Given request: Wherever the string "text" occurs in a line of these records, report that line.
■ ■ ■ ■ ■ ■ ■
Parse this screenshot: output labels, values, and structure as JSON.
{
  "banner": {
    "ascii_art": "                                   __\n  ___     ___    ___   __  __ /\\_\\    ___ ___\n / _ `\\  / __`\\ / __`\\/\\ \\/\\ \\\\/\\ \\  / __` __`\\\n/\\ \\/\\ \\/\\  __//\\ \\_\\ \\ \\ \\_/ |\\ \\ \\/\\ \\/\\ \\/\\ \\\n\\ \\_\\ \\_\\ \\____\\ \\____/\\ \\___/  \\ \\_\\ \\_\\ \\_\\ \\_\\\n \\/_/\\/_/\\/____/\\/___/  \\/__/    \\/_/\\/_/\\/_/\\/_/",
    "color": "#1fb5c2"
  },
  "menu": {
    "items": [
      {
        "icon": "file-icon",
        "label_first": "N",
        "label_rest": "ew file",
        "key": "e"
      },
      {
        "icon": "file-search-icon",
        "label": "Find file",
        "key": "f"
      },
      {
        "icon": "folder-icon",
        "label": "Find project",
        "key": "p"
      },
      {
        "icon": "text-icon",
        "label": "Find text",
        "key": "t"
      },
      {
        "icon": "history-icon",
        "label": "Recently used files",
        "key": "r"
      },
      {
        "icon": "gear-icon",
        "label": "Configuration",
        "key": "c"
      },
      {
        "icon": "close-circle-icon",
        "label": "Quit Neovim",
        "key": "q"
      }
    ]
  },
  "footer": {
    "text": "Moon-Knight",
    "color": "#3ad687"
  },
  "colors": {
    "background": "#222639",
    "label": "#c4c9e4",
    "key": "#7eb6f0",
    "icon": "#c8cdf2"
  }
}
■ ■ ■ ■ ■ ■ ■
Result of this exercise:
        "icon": "text-icon",
        "label": "Find text",
    "text": "Moon-Knight",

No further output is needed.